- _Exercise aim_:
Transcribe all of the material exactly. Any picture in it should be left out.

>>>

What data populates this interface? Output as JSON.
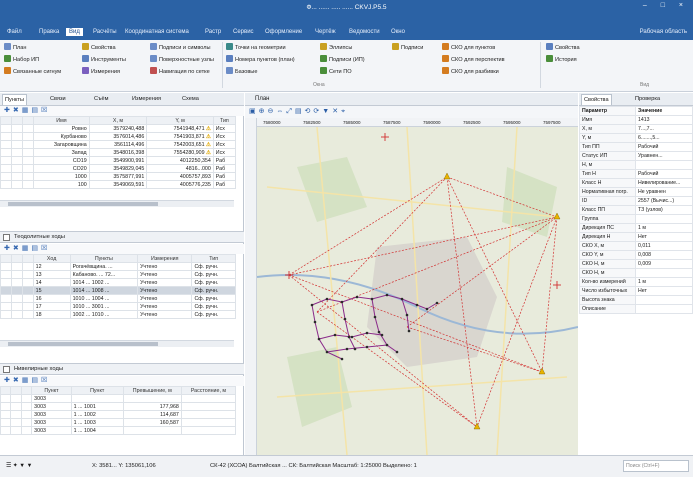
{
  "window": {
    "title": "Ф... ...... ..... ...... CKVJ.P5.5",
    "controls": "–  □  ×"
  },
  "menu": {
    "items": [
      "Файл",
      "Правка",
      "Вид",
      "Расчёты",
      "Координатная система",
      "Растр",
      "Сервис",
      "Оформление",
      "Чертёж",
      "Ведомости",
      "Окно"
    ],
    "active_index": 2,
    "right_label": "Рабочая область"
  },
  "ribbon": {
    "buttons": [
      {
        "label": "План",
        "color": "#6b8cc7"
      },
      {
        "label": "Набор ИП",
        "color": "#4a8e3a"
      },
      {
        "label": "Связанные сигнум",
        "color": "#d47c20"
      },
      {
        "label": "Свойства",
        "color": "#c9a020"
      },
      {
        "label": "Инструменты",
        "color": "#5a7fbf"
      },
      {
        "label": "Измерения",
        "color": "#7a5fbf"
      },
      {
        "label": "Подписи и символы",
        "color": "#6b8cc7"
      },
      {
        "label": "Поверхностные узлы",
        "color": "#6b8cc7"
      },
      {
        "label": "Навигация по сетке",
        "color": "#c05050"
      },
      {
        "label": "Точки на геометрии",
        "color": "#3a8a8a"
      },
      {
        "label": "Номера пунктов (план)",
        "color": "#5a7fbf"
      },
      {
        "label": "Базовые",
        "color": "#6b8cc7"
      },
      {
        "label": "Эллипсы",
        "color": "#c9a020"
      },
      {
        "label": "Подписи (ИП)",
        "color": "#4a8e3a"
      },
      {
        "label": "Сети ПО",
        "color": "#4a8e3a"
      },
      {
        "label": "Подписи",
        "color": "#c9a020"
      },
      {
        "label": "СКО для пунктов",
        "color": "#d47c20"
      },
      {
        "label": "СКО для перспектив",
        "color": "#d47c20"
      },
      {
        "label": "СКО для разбивки",
        "color": "#d47c20"
      },
      {
        "label": "Свойства",
        "color": "#5a7fbf"
      },
      {
        "label": "История",
        "color": "#4a8e3a"
      }
    ],
    "groups": [
      "Окна",
      "Вид"
    ]
  },
  "left_panel": {
    "tabs": [
      "Пункты",
      "Связи",
      "Съём",
      "Измерения",
      "Схема"
    ],
    "points_table": {
      "headers": [
        "",
        "",
        "",
        "Имя",
        "X, м",
        "Y, м",
        "Тип"
      ],
      "rows": [
        {
          "name": "Ровно",
          "x": "3579240,488",
          "y": "7541948,471",
          "warn": true,
          "type": "Исх"
        },
        {
          "name": "Курбаново",
          "x": "3576014,486",
          "y": "7541903,871",
          "warn": true,
          "type": "Исх"
        },
        {
          "name": "Загаровщина",
          "x": "3561114,496",
          "y": "7542003,651",
          "warn": true,
          "type": "Исх"
        },
        {
          "name": "Запад",
          "x": "3548016,398",
          "y": "7554280,909",
          "warn": true,
          "type": "Исх"
        },
        {
          "name": "СО19",
          "x": "3549900,991",
          "y": "4012250,354",
          "warn": false,
          "type": "Раб"
        },
        {
          "name": "СО20",
          "x": "3549829,045",
          "y": "4816...000",
          "warn": false,
          "type": "Раб"
        },
        {
          "name": "1000",
          "x": "3575877,991",
          "y": "4005757,893",
          "warn": false,
          "type": "Раб"
        },
        {
          "name": "100",
          "x": "3549069,591",
          "y": "4005776,235",
          "warn": false,
          "type": "Раб"
        }
      ]
    },
    "lines_section": {
      "title": "Теодолитные ходы",
      "headers": [
        "",
        "",
        "",
        "Ход",
        "Пункты",
        "Измерения",
        "Тип"
      ],
      "rows": [
        {
          "id": "12",
          "points": "Рогачёвщина. ...",
          "meas": "Учтено",
          "type": "Сф. ручн."
        },
        {
          "id": "13",
          "points": "Кабаново. ... 72...",
          "meas": "Учтено",
          "type": "Сф. ручн."
        },
        {
          "id": "14",
          "points": "1014 ... 1002 ...",
          "meas": "Учтено",
          "type": "Сф. ручн."
        },
        {
          "id": "15",
          "points": "1014 ... 1008 ...",
          "meas": "Учтено",
          "type": "Сф. ручн."
        },
        {
          "id": "16",
          "points": "1010 ... 1004 ...",
          "meas": "Учтено",
          "type": "Сф. ручн."
        },
        {
          "id": "17",
          "points": "1010 ... 3001 ...",
          "meas": "Учтено",
          "type": "Сф. ручн."
        },
        {
          "id": "18",
          "points": "1002 ... 1010 ...",
          "meas": "Учтено",
          "type": "Сф. ручн."
        }
      ]
    },
    "levels_section": {
      "title": "Нивелирные ходы",
      "headers": [
        "",
        "",
        "",
        "Пункт",
        "Пункт",
        "Превышение, м",
        "Расстояние, м"
      ],
      "rows": [
        {
          "a": "3003",
          "b": "",
          "h": "",
          "d": ""
        },
        {
          "a": "3003",
          "b": "1 ... 1001",
          "h": "177,968",
          "d": ""
        },
        {
          "a": "3003",
          "b": "1 ... 1002",
          "h": "114,687",
          "d": ""
        },
        {
          "a": "3003",
          "b": "1 ... 1003",
          "h": "160,587",
          "d": ""
        },
        {
          "a": "3003",
          "b": "1 ... 1004",
          "h": "",
          "d": ""
        }
      ]
    }
  },
  "map": {
    "tab_title": "План",
    "ruler_marks": [
      "7580000",
      "7582500",
      "7585000",
      "7587500",
      "7590000",
      "7592500",
      "7595000",
      "7597500"
    ]
  },
  "right_panel": {
    "tabs": [
      "Свойства",
      "Проверка"
    ],
    "properties": [
      {
        "k": "Параметр",
        "v": "Значение"
      },
      {
        "k": "Имя",
        "v": "1413"
      },
      {
        "k": "X, м",
        "v": "7...,7..."
      },
      {
        "k": "Y, м",
        "v": "6.......,5..."
      },
      {
        "k": "Тип ПП",
        "v": "Рабочий"
      },
      {
        "k": "Статус ИП",
        "v": "Уравнен..."
      },
      {
        "k": "Н, м",
        "v": ""
      },
      {
        "k": "Тип Н",
        "v": "Рабочий"
      },
      {
        "k": "Класс Н",
        "v": "Нивелирование..."
      },
      {
        "k": "Нормативная погр.",
        "v": "Не уравнен"
      },
      {
        "k": "ID",
        "v": "2557 (Вычис...)"
      },
      {
        "k": "Класс ПП",
        "v": "ТЗ (узлов)"
      },
      {
        "k": "Группа",
        "v": ""
      },
      {
        "k": "Дирекция ПС",
        "v": "1 м"
      },
      {
        "k": "Дирекция Н",
        "v": "Нет"
      },
      {
        "k": "СКО X, м",
        "v": "0,011"
      },
      {
        "k": "СКО Y, м",
        "v": "0,008"
      },
      {
        "k": "СКО Н, м",
        "v": "0,009"
      },
      {
        "k": "СКО Н, м",
        "v": ""
      },
      {
        "k": "Кол-во измерений",
        "v": "1 м"
      },
      {
        "k": "Число избыточных",
        "v": "Нет"
      },
      {
        "k": "Высота знака",
        "v": ""
      },
      {
        "k": "Описание",
        "v": ""
      }
    ]
  },
  "status": {
    "coords": "X: 3581...  Y: 135061,106",
    "system": "СК-42 (ХСОА) Балтийская ...  СК: Балтийская  Масштаб: 1:25000  Выделено: 1",
    "search_placeholder": "Поиск (Ctrl+F)"
  }
}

<<<

- _Finished answer_:
What data populates this interface? Output as JSON.
{
  "window": {
    "title": "Ф... ...... ..... ...... CKVJ.P5.5",
    "controls": "–  □  ×"
  },
  "menu": {
    "items": [
      "Файл",
      "Правка",
      "Вид",
      "Расчёты",
      "Координатная система",
      "Растр",
      "Сервис",
      "Оформление",
      "Чертёж",
      "Ведомости",
      "Окно"
    ],
    "active_index": 2,
    "right_label": "Рабочая область"
  },
  "ribbon": {
    "buttons": [
      {
        "label": "План",
        "color": "#6b8cc7"
      },
      {
        "label": "Набор ИП",
        "color": "#4a8e3a"
      },
      {
        "label": "Связанные сигнум",
        "color": "#d47c20"
      },
      {
        "label": "Свойства",
        "color": "#c9a020"
      },
      {
        "label": "Инструменты",
        "color": "#5a7fbf"
      },
      {
        "label": "Измерения",
        "color": "#7a5fbf"
      },
      {
        "label": "Подписи и символы",
        "color": "#6b8cc7"
      },
      {
        "label": "Поверхностные узлы",
        "color": "#6b8cc7"
      },
      {
        "label": "Навигация по сетке",
        "color": "#c05050"
      },
      {
        "label": "Точки на геометрии",
        "color": "#3a8a8a"
      },
      {
        "label": "Номера пунктов (план)",
        "color": "#5a7fbf"
      },
      {
        "label": "Базовые",
        "color": "#6b8cc7"
      },
      {
        "label": "Эллипсы",
        "color": "#c9a020"
      },
      {
        "label": "Подписи (ИП)",
        "color": "#4a8e3a"
      },
      {
        "label": "Сети ПО",
        "color": "#4a8e3a"
      },
      {
        "label": "Подписи",
        "color": "#c9a020"
      },
      {
        "label": "СКО для пунктов",
        "color": "#d47c20"
      },
      {
        "label": "СКО для перспектив",
        "color": "#d47c20"
      },
      {
        "label": "СКО для разбивки",
        "color": "#d47c20"
      },
      {
        "label": "Свойства",
        "color": "#5a7fbf"
      },
      {
        "label": "История",
        "color": "#4a8e3a"
      }
    ],
    "groups": [
      "Окна",
      "Вид"
    ]
  },
  "left_panel": {
    "tabs": [
      "Пункты",
      "Связи",
      "Съём",
      "Измерения",
      "Схема"
    ],
    "points_table": {
      "headers": [
        "",
        "",
        "",
        "Имя",
        "X, м",
        "Y, м",
        "Тип"
      ],
      "rows": [
        {
          "name": "Ровно",
          "x": "3579240,488",
          "y": "7541948,471",
          "warn": true,
          "type": "Исх"
        },
        {
          "name": "Курбаново",
          "x": "3576014,486",
          "y": "7541903,871",
          "warn": true,
          "type": "Исх"
        },
        {
          "name": "Загаровщина",
          "x": "3561114,496",
          "y": "7542003,651",
          "warn": true,
          "type": "Исх"
        },
        {
          "name": "Запад",
          "x": "3548016,398",
          "y": "7554280,909",
          "warn": true,
          "type": "Исх"
        },
        {
          "name": "СО19",
          "x": "3549900,991",
          "y": "4012250,354",
          "warn": false,
          "type": "Раб"
        },
        {
          "name": "СО20",
          "x": "3549829,045",
          "y": "4816...000",
          "warn": false,
          "type": "Раб"
        },
        {
          "name": "1000",
          "x": "3575877,991",
          "y": "4005757,893",
          "warn": false,
          "type": "Раб"
        },
        {
          "name": "100",
          "x": "3549069,591",
          "y": "4005776,235",
          "warn": false,
          "type": "Раб"
        }
      ]
    },
    "lines_section": {
      "title": "Теодолитные ходы",
      "headers": [
        "",
        "",
        "",
        "Ход",
        "Пункты",
        "Измерения",
        "Тип"
      ],
      "rows": [
        {
          "id": "12",
          "points": "Рогачёвщина. ...",
          "meas": "Учтено",
          "type": "Сф. ручн."
        },
        {
          "id": "13",
          "points": "Кабаново. ... 72...",
          "meas": "Учтено",
          "type": "Сф. ручн."
        },
        {
          "id": "14",
          "points": "1014 ... 1002 ...",
          "meas": "Учтено",
          "type": "Сф. ручн."
        },
        {
          "id": "15",
          "points": "1014 ... 1008 ...",
          "meas": "Учтено",
          "type": "Сф. ручн."
        },
        {
          "id": "16",
          "points": "1010 ... 1004 ...",
          "meas": "Учтено",
          "type": "Сф. ручн."
        },
        {
          "id": "17",
          "points": "1010 ... 3001 ...",
          "meas": "Учтено",
          "type": "Сф. ручн."
        },
        {
          "id": "18",
          "points": "1002 ... 1010 ...",
          "meas": "Учтено",
          "type": "Сф. ручн."
        }
      ]
    },
    "levels_section": {
      "title": "Нивелирные ходы",
      "headers": [
        "",
        "",
        "",
        "Пункт",
        "Пункт",
        "Превышение, м",
        "Расстояние, м"
      ],
      "rows": [
        {
          "a": "3003",
          "b": "",
          "h": "",
          "d": ""
        },
        {
          "a": "3003",
          "b": "1 ... 1001",
          "h": "177,968",
          "d": ""
        },
        {
          "a": "3003",
          "b": "1 ... 1002",
          "h": "114,687",
          "d": ""
        },
        {
          "a": "3003",
          "b": "1 ... 1003",
          "h": "160,587",
          "d": ""
        },
        {
          "a": "3003",
          "b": "1 ... 1004",
          "h": "",
          "d": ""
        }
      ]
    }
  },
  "map": {
    "tab_title": "План",
    "ruler_marks": [
      "7580000",
      "7582500",
      "7585000",
      "7587500",
      "7590000",
      "7592500",
      "7595000",
      "7597500"
    ]
  },
  "right_panel": {
    "tabs": [
      "Свойства",
      "Проверка"
    ],
    "properties": [
      {
        "k": "Параметр",
        "v": "Значение"
      },
      {
        "k": "Имя",
        "v": "1413"
      },
      {
        "k": "X, м",
        "v": "7...,7..."
      },
      {
        "k": "Y, м",
        "v": "6.......,5..."
      },
      {
        "k": "Тип ПП",
        "v": "Рабочий"
      },
      {
        "k": "Статус ИП",
        "v": "Уравнен..."
      },
      {
        "k": "Н, м",
        "v": ""
      },
      {
        "k": "Тип Н",
        "v": "Рабочий"
      },
      {
        "k": "Класс Н",
        "v": "Нивелирование..."
      },
      {
        "k": "Нормативная погр.",
        "v": "Не уравнен"
      },
      {
        "k": "ID",
        "v": "2557 (Вычис...)"
      },
      {
        "k": "Класс ПП",
        "v": "ТЗ (узлов)"
      },
      {
        "k": "Группа",
        "v": ""
      },
      {
        "k": "Дирекция ПС",
        "v": "1 м"
      },
      {
        "k": "Дирекция Н",
        "v": "Нет"
      },
      {
        "k": "СКО X, м",
        "v": "0,011"
      },
      {
        "k": "СКО Y, м",
        "v": "0,008"
      },
      {
        "k": "СКО Н, м",
        "v": "0,009"
      },
      {
        "k": "СКО Н, м",
        "v": ""
      },
      {
        "k": "Кол-во измерений",
        "v": "1 м"
      },
      {
        "k": "Число избыточных",
        "v": "Нет"
      },
      {
        "k": "Высота знака",
        "v": ""
      },
      {
        "k": "Описание",
        "v": ""
      }
    ]
  },
  "status": {
    "coords": "X: 3581...  Y: 135061,106",
    "system": "СК-42 (ХСОА) Балтийская ...  СК: Балтийская  Масштаб: 1:25000  Выделено: 1",
    "search_placeholder": "Поиск (Ctrl+F)"
  }
}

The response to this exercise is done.